_EXERCISE INSTRUCTIONS_: Restate the entire listing word for word.

________________

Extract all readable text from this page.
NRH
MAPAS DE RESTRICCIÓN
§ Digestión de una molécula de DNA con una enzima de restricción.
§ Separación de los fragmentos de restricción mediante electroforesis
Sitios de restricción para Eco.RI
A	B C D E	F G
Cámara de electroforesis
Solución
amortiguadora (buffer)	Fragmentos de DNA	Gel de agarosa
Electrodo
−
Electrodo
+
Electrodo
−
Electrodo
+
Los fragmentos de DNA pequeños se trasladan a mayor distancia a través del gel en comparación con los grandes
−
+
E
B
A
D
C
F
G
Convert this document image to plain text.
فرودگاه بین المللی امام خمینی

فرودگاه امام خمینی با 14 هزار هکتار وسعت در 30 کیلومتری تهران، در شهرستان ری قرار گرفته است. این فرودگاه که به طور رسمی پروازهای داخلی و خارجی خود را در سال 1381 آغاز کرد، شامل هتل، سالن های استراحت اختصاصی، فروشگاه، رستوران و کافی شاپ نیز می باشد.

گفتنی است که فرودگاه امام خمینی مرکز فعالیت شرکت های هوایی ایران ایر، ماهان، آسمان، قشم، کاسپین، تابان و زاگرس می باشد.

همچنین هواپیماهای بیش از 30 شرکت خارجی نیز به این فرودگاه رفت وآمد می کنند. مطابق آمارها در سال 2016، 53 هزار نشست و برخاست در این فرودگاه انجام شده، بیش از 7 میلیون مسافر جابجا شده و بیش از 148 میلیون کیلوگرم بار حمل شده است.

________________

_ANSWER TO THE PROBLEM_:
Extract all readable text from this page.
NRH
MAPAS DE RESTRICCIÓN
§ Digestión de una molécula de DNA con una enzima de restricción.
§ Separación de los fragmentos de restricción mediante electroforesis
Sitios de restricción para Eco.RI
A	B C D E	F G
Cámara de electroforesis
Solución
amortiguadora (buffer)	Fragmentos de DNA	Gel de agarosa
Electrodo
−
Electrodo
+
Electrodo
−
Electrodo
+
Los fragmentos de DNA pequeños se trasladan a mayor distancia a través del gel en comparación con los grandes
−
+
E
B
A
D
C
F
G
Convert this document image to plain text.
فرودگاه بین المللی امام خمینی

فرودگاه امام خمینی با 14 هزار هکتار وسعت در 30 کیلومتری تهران، در شهرستان ری قرار گرفته است. این فرودگاه که به طور رسمی پروازهای داخلی و خارجی خود را در سال 1381 آغاز کرد، شامل هتل، سالن های استراحت اختصاصی، فروشگاه، رستوران و کافی شاپ نیز می باشد.

گفتنی است که فرودگاه امام خمینی مرکز فعالیت شرکت های هوایی ایران ایر، ماهان، آسمان، قشم، کاسپین، تابان و زاگرس می باشد.

همچنین هواپیماهای بیش از 30 شرکت خارجی نیز به این فرودگاه رفت وآمد می کنند. مطابق آمارها در سال 2016، 53 هزار نشست و برخاست در این فرودگاه انجام شده، بیش از 7 میلیون مسافر جابجا شده و بیش از 148 میلیون کیلوگرم بار حمل شده است.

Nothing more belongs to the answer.